— Begin Dataset rows —

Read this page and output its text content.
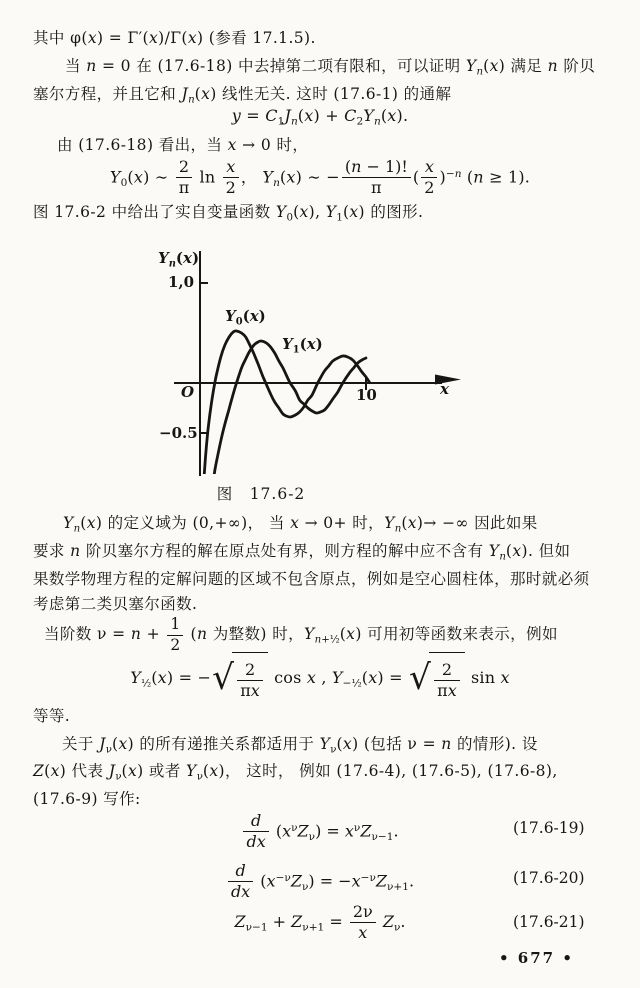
其中 φ(x) = Γ′(x)/Γ(x) (参看 17.1.5).
当 n = 0 在 (17.6-18) 中去掉第二项有限和，可以证明 $Y_n(x)$ 满足 n 阶贝
塞尔方程，并且它和 $J_n(x)$ 线性无关. 这时 (17.6-1) 的通解
$y = C_1J_n(x) + C_2Y_n(x)$.
由 (17.6-18) 看出，当 x → 0 时，
$Y_0(x)$ ∼ $\frac{2}{\pi}$ $\ln \frac{x}{2}$ ， $Y_n(x)$ ∼ − $\frac{(n - 1)!}{\pi}$ ( $\frac{x}{2} )^{-n}$ (n ≥ 1).
图 17.6-2 中给出了实自变量函数 $Y_0(x)$, $Y_1(x)$ 的图形.
$Y_n(x)$
1,0
O
−0.5
10	x
$Y_0(x)$
$Y_1(x)$
图　17.6-2
$Y_n(x)$ 的定义域为 (0,+∞)， 当 x → 0+ 时，$Y_n(x)\to$ −∞ 因此如果
要求 n 阶贝塞尔方程的解在原点处有界，则方程的解中应不含有 $Y_n(x)$. 但如
果数学物理方程的定解问题的区域不包含原点，例如是空心圆柱体，那时就必须
考虑第二类贝塞尔函数.
当阶数 $\nu = n + \frac{1}{2} (n$ 为整数) 时，$Y_{n+\frac{1}{2}}(x)$ 可用初等函数来表示，例如
$Y_{\frac{1}{2}}(x)$ = −√ $\frac{2}{\pi x}$ cos x , $Y_{-\frac{1}{2}}(x)$ = √ $\frac{2}{\pi x}$ sin x
等等.
关于 $J_\nu(x)$ 的所有递推关系都适用于 $Y_\nu(x)$ (包括 ν = n 的情形). 设
Z(x) 代表 $J_\nu(x)$ 或者 $Y_\nu(x)$， 这时， 例如 (17.6-4), (17.6-5), (17.6-8),
(17.6-9) 写作:
$\frac{d}{dx} (x^\nu Z_\nu) = x^\nu Z_{\nu-1}$.	(17.6-19)
$\frac{d}{dx} (x^{-\nu}Z_\nu) = -x^{-\nu}Z_{\nu+1}$.	(17.6-20)
$Z_{\nu-1} + Z_{\nu+1} = \frac{2\nu}{x} Z_\nu$.	(17.6-21)
• 677 •
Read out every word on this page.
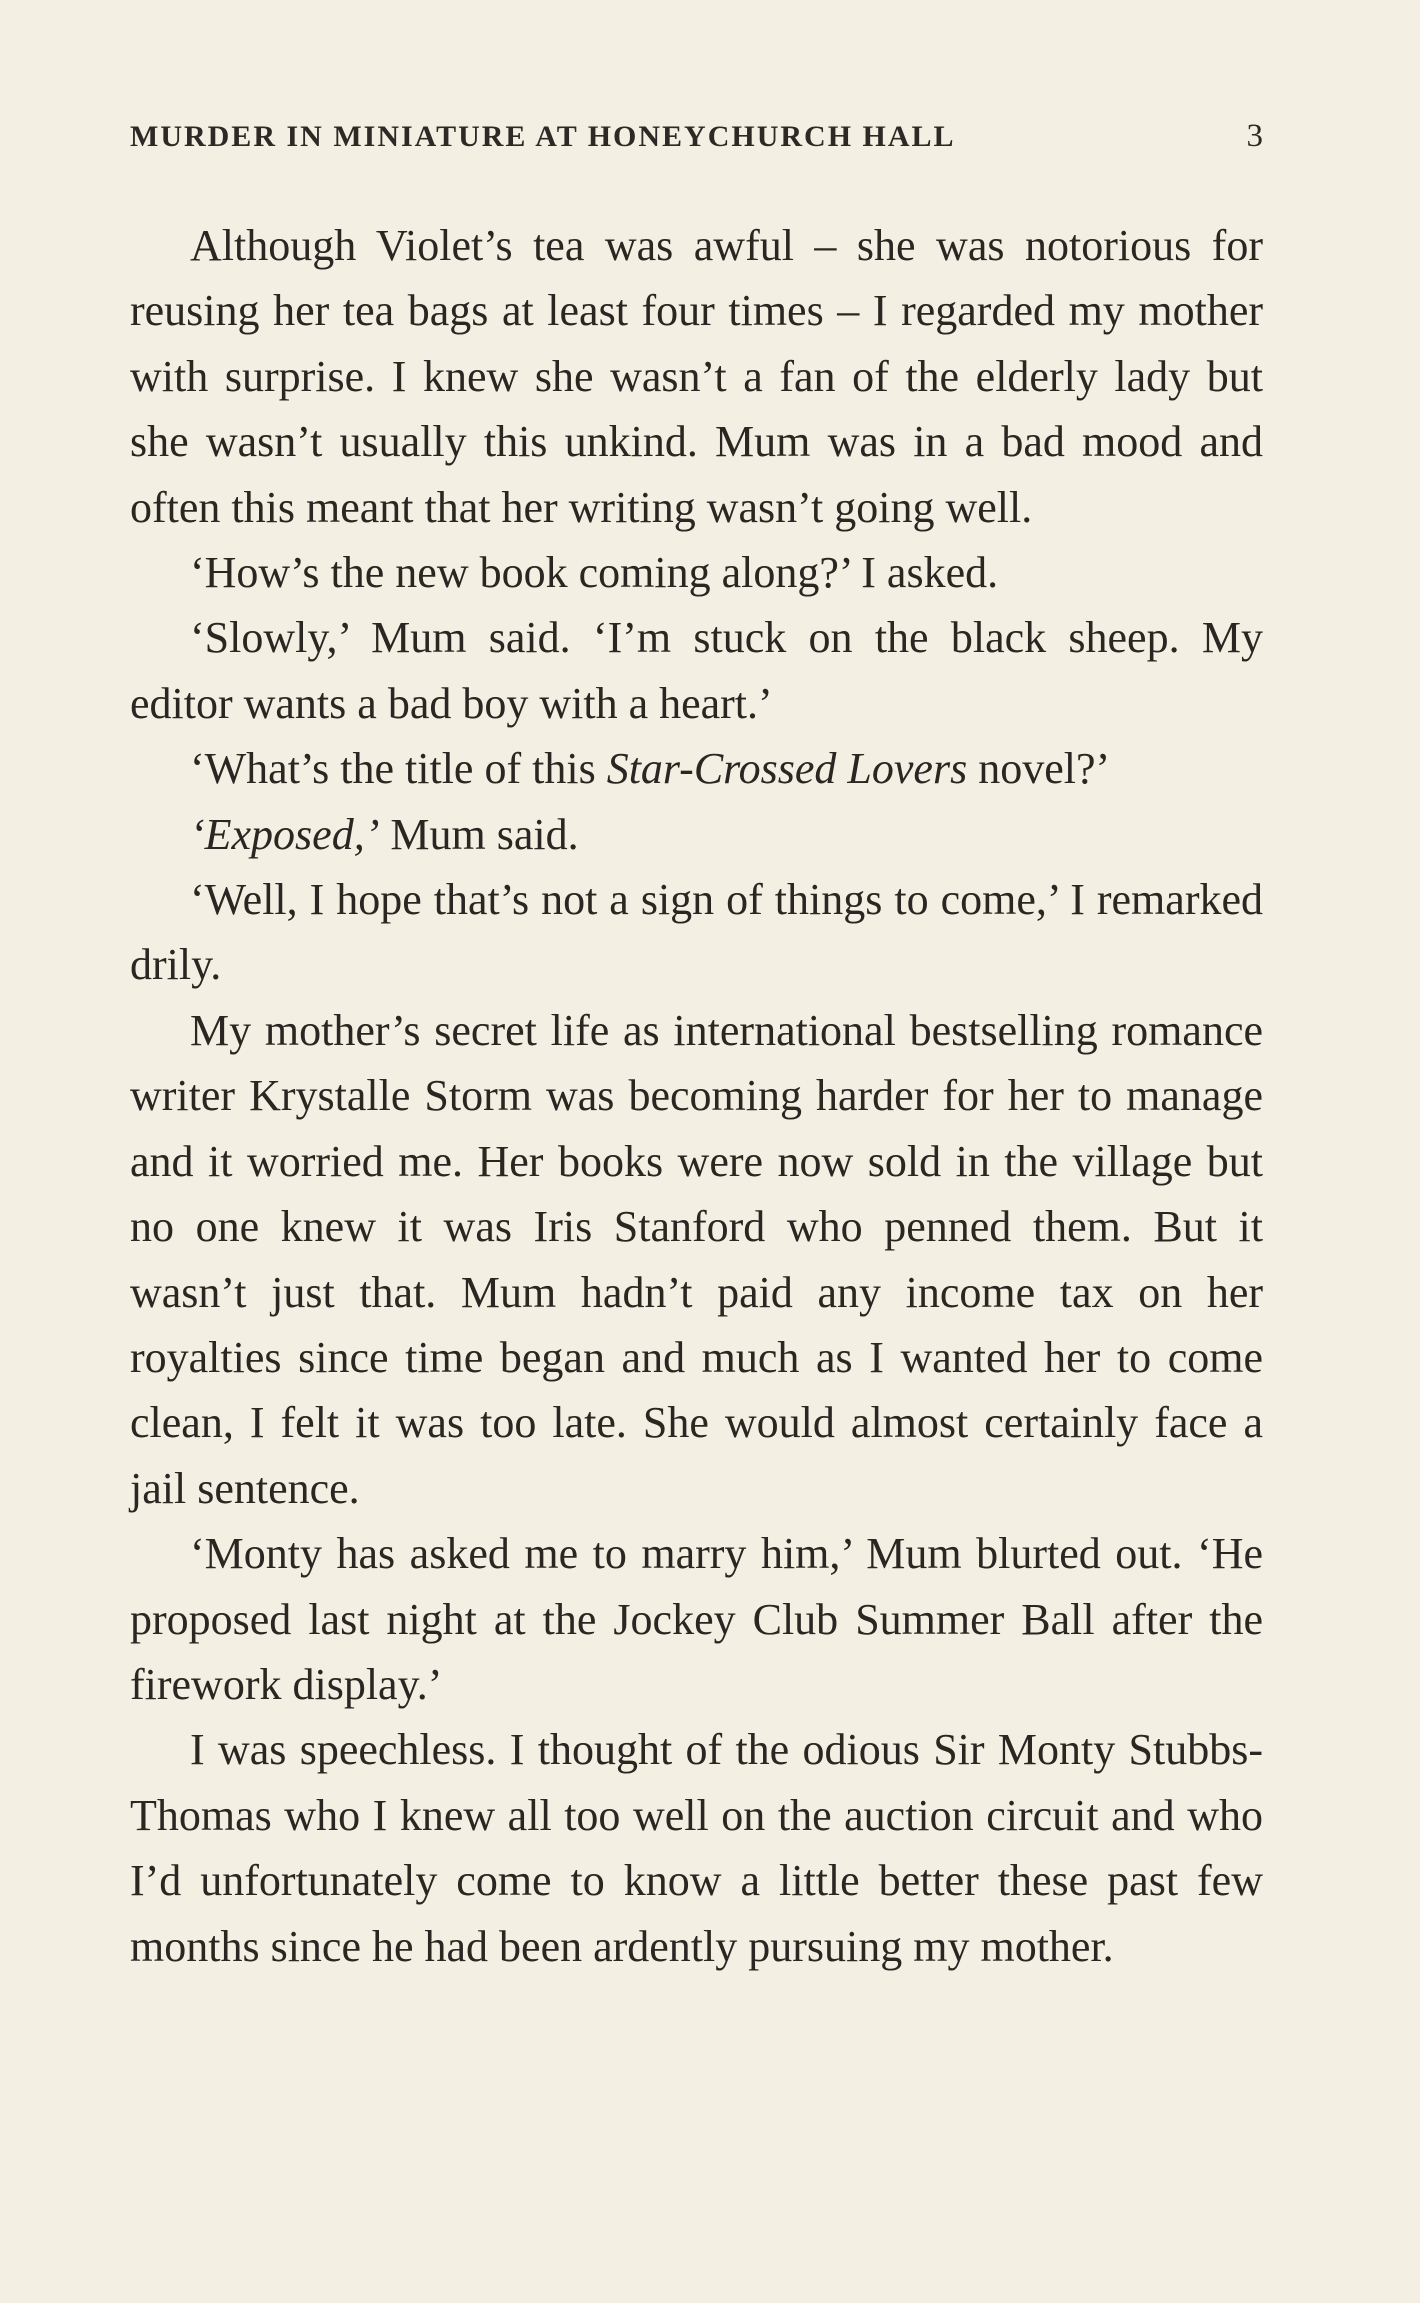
MURDER IN MINIATURE AT HONEYCHURCH HALL	3

Although Violet’s tea was awful – she was notorious for reusing her tea bags at least four times – I regarded my mother with surprise. I knew she wasn’t a fan of the elderly lady but she wasn’t usually this unkind. Mum was in a bad mood and often this meant that her writing wasn’t going well.

‘How’s the new book coming along?’ I asked.

‘Slowly,’ Mum said. ‘I’m stuck on the black sheep. My editor wants a bad boy with a heart.’

‘What’s the title of this Star-Crossed Lovers novel?’

‘Exposed,’ Mum said.

‘Well, I hope that’s not a sign of things to come,’ I remarked drily.

My mother’s secret life as international bestselling romance writer Krystalle Storm was becoming harder for her to manage and it worried me. Her books were now sold in the village but no one knew it was Iris Stanford who penned them. But it wasn’t just that. Mum hadn’t paid any income tax on her royalties since time began and much as I wanted her to come clean, I felt it was too late. She would almost certainly face a jail sentence.

‘Monty has asked me to marry him,’ Mum blurted out. ‘He proposed last night at the Jockey Club Summer Ball after the firework display.’

I was speechless. I thought of the odious Sir Monty Stubbs-Thomas who I knew all too well on the auction circuit and who I’d unfortunately come to know a little better these past few months since he had been ardently pursuing my mother.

— End Dataset rows —

Copy all lines from the material that include "with".

Problem solution:
Although Violet’s tea was awful – she was notorious for reusing her tea bags at least four times – I regarded my mother with surprise. I knew she wasn’t a fan of the elderly lady but she wasn’t usually this unkind. Mum was in a bad mood and often this meant that her writing wasn’t going well.
‘Slowly,’ Mum said. ‘I’m stuck on the black sheep. My editor wants a bad boy with a heart.’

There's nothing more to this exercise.